── RECORDS SUPPLIED
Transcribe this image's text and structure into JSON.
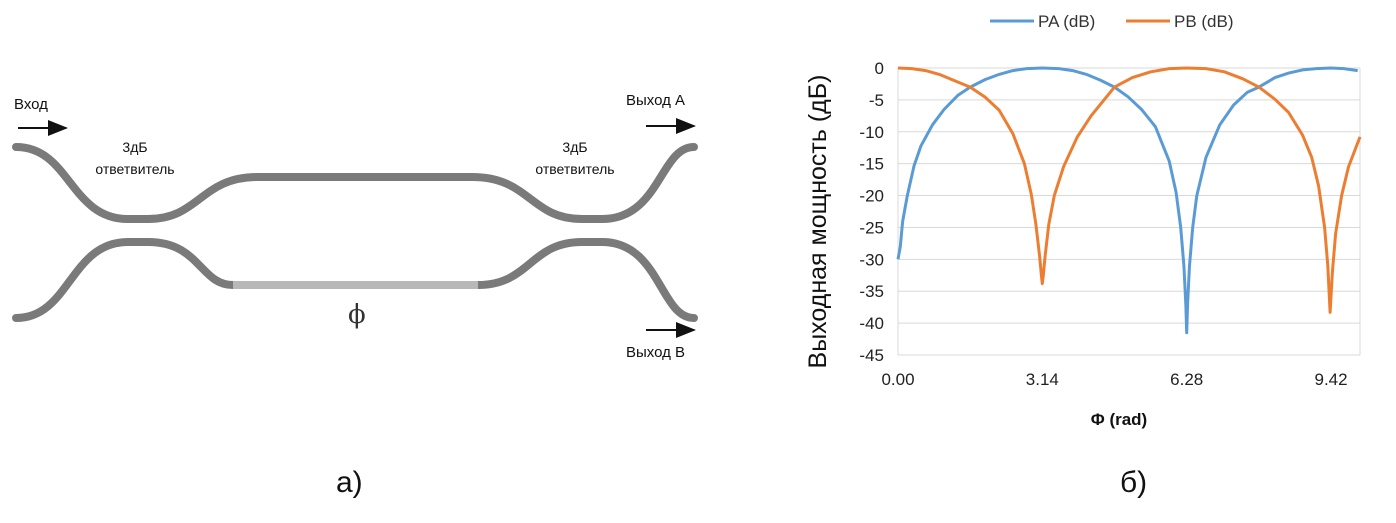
{
  "diagram": {
    "input_label": "Вход",
    "output_a_label": "Выход A",
    "output_b_label": "Выход B",
    "coupler_left": [
      "3дБ",
      "ответвитель"
    ],
    "coupler_right": [
      "3дБ",
      "ответвитель"
    ],
    "phase_symbol": "ϕ",
    "waveguide_color": "#7a7a7a",
    "phase_section_color": "#b8b8b8",
    "panel_label": "а)"
  },
  "chart_panel_label": "б)",
  "chart_data": {
    "type": "line",
    "xlabel": "Φ (rad)",
    "ylabel": "Выходная мощность (дБ)",
    "xlim": [
      0,
      10.05
    ],
    "ylim": [
      -45,
      0
    ],
    "xticks": [
      "0.00",
      "3.14",
      "6.28",
      "9.42"
    ],
    "xtick_values": [
      0,
      3.14,
      6.28,
      9.42
    ],
    "yticks": [
      "0",
      "-5",
      "-10",
      "-15",
      "-20",
      "-25",
      "-30",
      "-35",
      "-40",
      "-45"
    ],
    "ytick_values": [
      0,
      -5,
      -10,
      -15,
      -20,
      -25,
      -30,
      -35,
      -40,
      -45
    ],
    "grid": true,
    "legend_position": "top",
    "series": [
      {
        "name": "PA (dB)",
        "color": "#5b9bd5",
        "x": [
          0.0,
          0.05,
          0.1,
          0.2,
          0.35,
          0.5,
          0.75,
          1.0,
          1.3,
          1.57,
          1.9,
          2.2,
          2.5,
          2.8,
          3.14,
          3.5,
          3.8,
          4.1,
          4.4,
          4.71,
          5.0,
          5.3,
          5.6,
          5.9,
          6.05,
          6.15,
          6.22,
          6.26,
          6.28,
          6.3,
          6.34,
          6.41,
          6.5,
          6.7,
          7.0,
          7.3,
          7.6,
          7.85,
          8.2,
          8.5,
          8.8,
          9.1,
          9.42,
          9.7,
          10.0
        ],
        "y": [
          -30,
          -28,
          -24.1,
          -20.1,
          -15.3,
          -12.2,
          -8.9,
          -6.5,
          -4.3,
          -3.0,
          -1.8,
          -1.0,
          -0.4,
          -0.1,
          0,
          -0.1,
          -0.4,
          -1.0,
          -1.9,
          -3.0,
          -4.5,
          -6.5,
          -9.2,
          -14.6,
          -19.5,
          -25,
          -31,
          -37,
          -41.5,
          -37,
          -31,
          -25,
          -20,
          -14,
          -8.9,
          -5.8,
          -3.8,
          -3.0,
          -1.5,
          -0.8,
          -0.3,
          -0.1,
          0,
          -0.1,
          -0.4
        ]
      },
      {
        "name": "PB (dB)",
        "color": "#ed7d31",
        "x": [
          0.0,
          0.3,
          0.6,
          0.9,
          1.2,
          1.57,
          1.9,
          2.2,
          2.5,
          2.75,
          2.9,
          3.0,
          3.08,
          3.12,
          3.14,
          3.16,
          3.2,
          3.28,
          3.4,
          3.6,
          3.9,
          4.2,
          4.71,
          5.1,
          5.5,
          5.9,
          6.28,
          6.7,
          7.1,
          7.5,
          7.85,
          8.2,
          8.5,
          8.8,
          9.0,
          9.15,
          9.28,
          9.35,
          9.4,
          9.45,
          9.52,
          9.65,
          9.8,
          10.05
        ],
        "y": [
          0,
          -0.1,
          -0.4,
          -1.0,
          -1.9,
          -3.0,
          -4.6,
          -6.6,
          -10.3,
          -15.0,
          -19.8,
          -24.5,
          -29.5,
          -32.5,
          -33.8,
          -32.5,
          -29.5,
          -24.5,
          -20.0,
          -15.5,
          -10.8,
          -7.5,
          -3.0,
          -1.5,
          -0.6,
          -0.1,
          0,
          -0.1,
          -0.6,
          -1.7,
          -3.0,
          -4.9,
          -7.0,
          -10.5,
          -14.0,
          -18.5,
          -25.0,
          -31.0,
          -38.3,
          -32.0,
          -26.0,
          -20.0,
          -15.5,
          -10.8
        ]
      }
    ]
  }
}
────
*GOAL OF THE EXERCISE*. Transcribe the listing in full and omit the pictures.

*RESPONSE*.
Transcribe this image's text and structure into JSON.
{
  "diagram": {
    "input_label": "Вход",
    "output_a_label": "Выход A",
    "output_b_label": "Выход B",
    "coupler_left": [
      "3дБ",
      "ответвитель"
    ],
    "coupler_right": [
      "3дБ",
      "ответвитель"
    ],
    "phase_symbol": "ϕ",
    "waveguide_color": "#7a7a7a",
    "phase_section_color": "#b8b8b8",
    "panel_label": "а)"
  },
  "chart_panel_label": "б)",
  "chart_data": {
    "type": "line",
    "xlabel": "Φ (rad)",
    "ylabel": "Выходная мощность (дБ)",
    "xlim": [
      0,
      10.05
    ],
    "ylim": [
      -45,
      0
    ],
    "xticks": [
      "0.00",
      "3.14",
      "6.28",
      "9.42"
    ],
    "xtick_values": [
      0,
      3.14,
      6.28,
      9.42
    ],
    "yticks": [
      "0",
      "-5",
      "-10",
      "-15",
      "-20",
      "-25",
      "-30",
      "-35",
      "-40",
      "-45"
    ],
    "ytick_values": [
      0,
      -5,
      -10,
      -15,
      -20,
      -25,
      -30,
      -35,
      -40,
      -45
    ],
    "grid": true,
    "legend_position": "top",
    "series": [
      {
        "name": "PA (dB)",
        "color": "#5b9bd5",
        "x": [
          0.0,
          0.05,
          0.1,
          0.2,
          0.35,
          0.5,
          0.75,
          1.0,
          1.3,
          1.57,
          1.9,
          2.2,
          2.5,
          2.8,
          3.14,
          3.5,
          3.8,
          4.1,
          4.4,
          4.71,
          5.0,
          5.3,
          5.6,
          5.9,
          6.05,
          6.15,
          6.22,
          6.26,
          6.28,
          6.3,
          6.34,
          6.41,
          6.5,
          6.7,
          7.0,
          7.3,
          7.6,
          7.85,
          8.2,
          8.5,
          8.8,
          9.1,
          9.42,
          9.7,
          10.0
        ],
        "y": [
          -30,
          -28,
          -24.1,
          -20.1,
          -15.3,
          -12.2,
          -8.9,
          -6.5,
          -4.3,
          -3.0,
          -1.8,
          -1.0,
          -0.4,
          -0.1,
          0,
          -0.1,
          -0.4,
          -1.0,
          -1.9,
          -3.0,
          -4.5,
          -6.5,
          -9.2,
          -14.6,
          -19.5,
          -25,
          -31,
          -37,
          -41.5,
          -37,
          -31,
          -25,
          -20,
          -14,
          -8.9,
          -5.8,
          -3.8,
          -3.0,
          -1.5,
          -0.8,
          -0.3,
          -0.1,
          0,
          -0.1,
          -0.4
        ]
      },
      {
        "name": "PB (dB)",
        "color": "#ed7d31",
        "x": [
          0.0,
          0.3,
          0.6,
          0.9,
          1.2,
          1.57,
          1.9,
          2.2,
          2.5,
          2.75,
          2.9,
          3.0,
          3.08,
          3.12,
          3.14,
          3.16,
          3.2,
          3.28,
          3.4,
          3.6,
          3.9,
          4.2,
          4.71,
          5.1,
          5.5,
          5.9,
          6.28,
          6.7,
          7.1,
          7.5,
          7.85,
          8.2,
          8.5,
          8.8,
          9.0,
          9.15,
          9.28,
          9.35,
          9.4,
          9.45,
          9.52,
          9.65,
          9.8,
          10.05
        ],
        "y": [
          0,
          -0.1,
          -0.4,
          -1.0,
          -1.9,
          -3.0,
          -4.6,
          -6.6,
          -10.3,
          -15.0,
          -19.8,
          -24.5,
          -29.5,
          -32.5,
          -33.8,
          -32.5,
          -29.5,
          -24.5,
          -20.0,
          -15.5,
          -10.8,
          -7.5,
          -3.0,
          -1.5,
          -0.6,
          -0.1,
          0,
          -0.1,
          -0.6,
          -1.7,
          -3.0,
          -4.9,
          -7.0,
          -10.5,
          -14.0,
          -18.5,
          -25.0,
          -31.0,
          -38.3,
          -32.0,
          -26.0,
          -20.0,
          -15.5,
          -10.8
        ]
      }
    ]
  }
}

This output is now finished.